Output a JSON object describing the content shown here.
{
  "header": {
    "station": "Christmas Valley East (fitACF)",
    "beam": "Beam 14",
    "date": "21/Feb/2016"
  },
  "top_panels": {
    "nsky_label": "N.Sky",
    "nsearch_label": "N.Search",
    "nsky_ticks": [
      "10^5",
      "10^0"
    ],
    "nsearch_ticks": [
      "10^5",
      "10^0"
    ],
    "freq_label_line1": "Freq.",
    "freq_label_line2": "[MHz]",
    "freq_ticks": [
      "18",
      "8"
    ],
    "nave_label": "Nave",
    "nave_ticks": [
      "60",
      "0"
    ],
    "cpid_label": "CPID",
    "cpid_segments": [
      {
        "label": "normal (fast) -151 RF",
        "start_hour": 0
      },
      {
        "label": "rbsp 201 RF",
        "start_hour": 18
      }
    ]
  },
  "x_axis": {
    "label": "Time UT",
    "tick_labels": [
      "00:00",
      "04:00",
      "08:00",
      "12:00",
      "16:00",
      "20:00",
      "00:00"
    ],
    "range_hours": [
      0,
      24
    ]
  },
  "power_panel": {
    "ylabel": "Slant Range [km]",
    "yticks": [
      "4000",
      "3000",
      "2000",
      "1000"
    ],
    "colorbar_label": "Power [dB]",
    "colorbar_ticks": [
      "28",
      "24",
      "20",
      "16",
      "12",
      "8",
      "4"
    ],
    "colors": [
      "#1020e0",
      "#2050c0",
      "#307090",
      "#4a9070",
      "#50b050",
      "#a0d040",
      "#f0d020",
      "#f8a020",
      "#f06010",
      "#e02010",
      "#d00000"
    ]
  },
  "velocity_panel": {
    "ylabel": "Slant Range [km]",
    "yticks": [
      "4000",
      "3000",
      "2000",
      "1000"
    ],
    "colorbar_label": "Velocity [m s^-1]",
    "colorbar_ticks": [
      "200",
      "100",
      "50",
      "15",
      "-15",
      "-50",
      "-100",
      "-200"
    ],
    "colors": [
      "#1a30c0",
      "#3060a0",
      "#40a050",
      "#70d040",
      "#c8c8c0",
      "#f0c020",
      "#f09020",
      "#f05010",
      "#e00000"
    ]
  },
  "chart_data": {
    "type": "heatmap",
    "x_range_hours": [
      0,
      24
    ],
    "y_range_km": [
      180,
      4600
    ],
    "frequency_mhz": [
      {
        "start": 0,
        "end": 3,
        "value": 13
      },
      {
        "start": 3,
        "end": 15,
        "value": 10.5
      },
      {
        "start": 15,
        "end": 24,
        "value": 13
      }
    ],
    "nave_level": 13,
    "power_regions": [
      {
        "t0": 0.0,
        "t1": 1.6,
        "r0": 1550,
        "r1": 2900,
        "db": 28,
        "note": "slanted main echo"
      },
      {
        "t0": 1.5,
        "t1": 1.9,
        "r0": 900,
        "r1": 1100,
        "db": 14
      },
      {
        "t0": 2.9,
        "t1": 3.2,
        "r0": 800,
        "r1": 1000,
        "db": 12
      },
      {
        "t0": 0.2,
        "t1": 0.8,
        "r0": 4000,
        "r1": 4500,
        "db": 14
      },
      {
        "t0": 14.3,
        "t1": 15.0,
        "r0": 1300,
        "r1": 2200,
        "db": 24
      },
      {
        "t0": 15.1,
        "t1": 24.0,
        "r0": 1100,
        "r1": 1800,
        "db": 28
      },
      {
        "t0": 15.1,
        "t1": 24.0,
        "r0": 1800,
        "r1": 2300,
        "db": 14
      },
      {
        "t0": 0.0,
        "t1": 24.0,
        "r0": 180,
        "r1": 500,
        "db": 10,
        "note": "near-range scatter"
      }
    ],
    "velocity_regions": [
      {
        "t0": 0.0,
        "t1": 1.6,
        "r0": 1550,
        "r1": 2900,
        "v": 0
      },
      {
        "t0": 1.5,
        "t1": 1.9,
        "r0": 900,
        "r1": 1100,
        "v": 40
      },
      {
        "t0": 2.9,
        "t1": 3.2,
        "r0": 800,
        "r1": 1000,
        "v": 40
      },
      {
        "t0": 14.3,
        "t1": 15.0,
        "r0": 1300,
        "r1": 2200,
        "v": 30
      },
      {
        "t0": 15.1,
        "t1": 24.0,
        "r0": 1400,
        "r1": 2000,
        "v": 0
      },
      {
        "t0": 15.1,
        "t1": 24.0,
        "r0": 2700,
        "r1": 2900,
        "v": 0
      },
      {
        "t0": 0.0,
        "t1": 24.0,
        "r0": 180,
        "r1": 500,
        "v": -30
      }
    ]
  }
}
------------------------
**Task brief:** Write out every record verbatim.

**Answer to this task:**
Output a JSON object describing the content shown here.
{
  "header": {
    "station": "Christmas Valley East (fitACF)",
    "beam": "Beam 14",
    "date": "21/Feb/2016"
  },
  "top_panels": {
    "nsky_label": "N.Sky",
    "nsearch_label": "N.Search",
    "nsky_ticks": [
      "10^5",
      "10^0"
    ],
    "nsearch_ticks": [
      "10^5",
      "10^0"
    ],
    "freq_label_line1": "Freq.",
    "freq_label_line2": "[MHz]",
    "freq_ticks": [
      "18",
      "8"
    ],
    "nave_label": "Nave",
    "nave_ticks": [
      "60",
      "0"
    ],
    "cpid_label": "CPID",
    "cpid_segments": [
      {
        "label": "normal (fast) -151 RF",
        "start_hour": 0
      },
      {
        "label": "rbsp 201 RF",
        "start_hour": 18
      }
    ]
  },
  "x_axis": {
    "label": "Time UT",
    "tick_labels": [
      "00:00",
      "04:00",
      "08:00",
      "12:00",
      "16:00",
      "20:00",
      "00:00"
    ],
    "range_hours": [
      0,
      24
    ]
  },
  "power_panel": {
    "ylabel": "Slant Range [km]",
    "yticks": [
      "4000",
      "3000",
      "2000",
      "1000"
    ],
    "colorbar_label": "Power [dB]",
    "colorbar_ticks": [
      "28",
      "24",
      "20",
      "16",
      "12",
      "8",
      "4"
    ],
    "colors": [
      "#1020e0",
      "#2050c0",
      "#307090",
      "#4a9070",
      "#50b050",
      "#a0d040",
      "#f0d020",
      "#f8a020",
      "#f06010",
      "#e02010",
      "#d00000"
    ]
  },
  "velocity_panel": {
    "ylabel": "Slant Range [km]",
    "yticks": [
      "4000",
      "3000",
      "2000",
      "1000"
    ],
    "colorbar_label": "Velocity [m s^-1]",
    "colorbar_ticks": [
      "200",
      "100",
      "50",
      "15",
      "-15",
      "-50",
      "-100",
      "-200"
    ],
    "colors": [
      "#1a30c0",
      "#3060a0",
      "#40a050",
      "#70d040",
      "#c8c8c0",
      "#f0c020",
      "#f09020",
      "#f05010",
      "#e00000"
    ]
  },
  "chart_data": {
    "type": "heatmap",
    "x_range_hours": [
      0,
      24
    ],
    "y_range_km": [
      180,
      4600
    ],
    "frequency_mhz": [
      {
        "start": 0,
        "end": 3,
        "value": 13
      },
      {
        "start": 3,
        "end": 15,
        "value": 10.5
      },
      {
        "start": 15,
        "end": 24,
        "value": 13
      }
    ],
    "nave_level": 13,
    "power_regions": [
      {
        "t0": 0.0,
        "t1": 1.6,
        "r0": 1550,
        "r1": 2900,
        "db": 28,
        "note": "slanted main echo"
      },
      {
        "t0": 1.5,
        "t1": 1.9,
        "r0": 900,
        "r1": 1100,
        "db": 14
      },
      {
        "t0": 2.9,
        "t1": 3.2,
        "r0": 800,
        "r1": 1000,
        "db": 12
      },
      {
        "t0": 0.2,
        "t1": 0.8,
        "r0": 4000,
        "r1": 4500,
        "db": 14
      },
      {
        "t0": 14.3,
        "t1": 15.0,
        "r0": 1300,
        "r1": 2200,
        "db": 24
      },
      {
        "t0": 15.1,
        "t1": 24.0,
        "r0": 1100,
        "r1": 1800,
        "db": 28
      },
      {
        "t0": 15.1,
        "t1": 24.0,
        "r0": 1800,
        "r1": 2300,
        "db": 14
      },
      {
        "t0": 0.0,
        "t1": 24.0,
        "r0": 180,
        "r1": 500,
        "db": 10,
        "note": "near-range scatter"
      }
    ],
    "velocity_regions": [
      {
        "t0": 0.0,
        "t1": 1.6,
        "r0": 1550,
        "r1": 2900,
        "v": 0
      },
      {
        "t0": 1.5,
        "t1": 1.9,
        "r0": 900,
        "r1": 1100,
        "v": 40
      },
      {
        "t0": 2.9,
        "t1": 3.2,
        "r0": 800,
        "r1": 1000,
        "v": 40
      },
      {
        "t0": 14.3,
        "t1": 15.0,
        "r0": 1300,
        "r1": 2200,
        "v": 30
      },
      {
        "t0": 15.1,
        "t1": 24.0,
        "r0": 1400,
        "r1": 2000,
        "v": 0
      },
      {
        "t0": 15.1,
        "t1": 24.0,
        "r0": 2700,
        "r1": 2900,
        "v": 0
      },
      {
        "t0": 0.0,
        "t1": 24.0,
        "r0": 180,
        "r1": 500,
        "v": -30
      }
    ]
  }
}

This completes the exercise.